Exercise directions: Transcribe the following records in full, exactly as shown.

Dataset records:
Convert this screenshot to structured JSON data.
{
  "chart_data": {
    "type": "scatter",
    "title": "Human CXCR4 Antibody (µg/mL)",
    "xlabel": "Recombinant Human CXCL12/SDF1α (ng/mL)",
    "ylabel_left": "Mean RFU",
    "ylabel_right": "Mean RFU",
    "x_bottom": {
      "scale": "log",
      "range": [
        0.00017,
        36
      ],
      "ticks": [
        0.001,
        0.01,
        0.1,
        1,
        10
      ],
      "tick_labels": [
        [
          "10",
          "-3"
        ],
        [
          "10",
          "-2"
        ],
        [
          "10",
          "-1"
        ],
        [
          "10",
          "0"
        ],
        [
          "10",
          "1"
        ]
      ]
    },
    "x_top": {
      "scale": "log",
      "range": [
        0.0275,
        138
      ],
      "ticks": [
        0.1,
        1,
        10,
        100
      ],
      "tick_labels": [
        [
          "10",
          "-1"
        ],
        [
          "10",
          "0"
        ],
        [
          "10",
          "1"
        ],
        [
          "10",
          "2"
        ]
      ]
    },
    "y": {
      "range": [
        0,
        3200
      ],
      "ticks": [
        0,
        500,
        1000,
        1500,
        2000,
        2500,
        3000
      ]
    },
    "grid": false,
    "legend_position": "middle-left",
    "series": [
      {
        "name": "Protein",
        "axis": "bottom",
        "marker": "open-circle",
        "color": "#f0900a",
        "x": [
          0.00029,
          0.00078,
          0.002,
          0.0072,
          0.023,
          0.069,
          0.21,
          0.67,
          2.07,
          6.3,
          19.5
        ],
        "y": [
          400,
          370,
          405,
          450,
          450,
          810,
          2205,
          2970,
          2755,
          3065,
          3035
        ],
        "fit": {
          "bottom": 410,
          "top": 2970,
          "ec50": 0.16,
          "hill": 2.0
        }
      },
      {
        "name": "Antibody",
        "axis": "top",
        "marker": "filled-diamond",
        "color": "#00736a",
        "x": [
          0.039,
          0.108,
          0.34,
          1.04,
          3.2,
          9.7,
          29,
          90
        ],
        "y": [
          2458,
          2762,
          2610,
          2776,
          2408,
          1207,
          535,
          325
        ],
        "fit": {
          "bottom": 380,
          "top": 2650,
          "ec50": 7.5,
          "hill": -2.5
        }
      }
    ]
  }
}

Answer to this problem:
Convert this screenshot to structured JSON data.
{
  "chart_data": {
    "type": "scatter",
    "title": "Human CXCR4 Antibody (µg/mL)",
    "xlabel": "Recombinant Human CXCL12/SDF1α (ng/mL)",
    "ylabel_left": "Mean RFU",
    "ylabel_right": "Mean RFU",
    "x_bottom": {
      "scale": "log",
      "range": [
        0.00017,
        36
      ],
      "ticks": [
        0.001,
        0.01,
        0.1,
        1,
        10
      ],
      "tick_labels": [
        [
          "10",
          "-3"
        ],
        [
          "10",
          "-2"
        ],
        [
          "10",
          "-1"
        ],
        [
          "10",
          "0"
        ],
        [
          "10",
          "1"
        ]
      ]
    },
    "x_top": {
      "scale": "log",
      "range": [
        0.0275,
        138
      ],
      "ticks": [
        0.1,
        1,
        10,
        100
      ],
      "tick_labels": [
        [
          "10",
          "-1"
        ],
        [
          "10",
          "0"
        ],
        [
          "10",
          "1"
        ],
        [
          "10",
          "2"
        ]
      ]
    },
    "y": {
      "range": [
        0,
        3200
      ],
      "ticks": [
        0,
        500,
        1000,
        1500,
        2000,
        2500,
        3000
      ]
    },
    "grid": false,
    "legend_position": "middle-left",
    "series": [
      {
        "name": "Protein",
        "axis": "bottom",
        "marker": "open-circle",
        "color": "#f0900a",
        "x": [
          0.00029,
          0.00078,
          0.002,
          0.0072,
          0.023,
          0.069,
          0.21,
          0.67,
          2.07,
          6.3,
          19.5
        ],
        "y": [
          400,
          370,
          405,
          450,
          450,
          810,
          2205,
          2970,
          2755,
          3065,
          3035
        ],
        "fit": {
          "bottom": 410,
          "top": 2970,
          "ec50": 0.16,
          "hill": 2.0
        }
      },
      {
        "name": "Antibody",
        "axis": "top",
        "marker": "filled-diamond",
        "color": "#00736a",
        "x": [
          0.039,
          0.108,
          0.34,
          1.04,
          3.2,
          9.7,
          29,
          90
        ],
        "y": [
          2458,
          2762,
          2610,
          2776,
          2408,
          1207,
          535,
          325
        ],
        "fit": {
          "bottom": 380,
          "top": 2650,
          "ec50": 7.5,
          "hill": -2.5
        }
      }
    ]
  }
}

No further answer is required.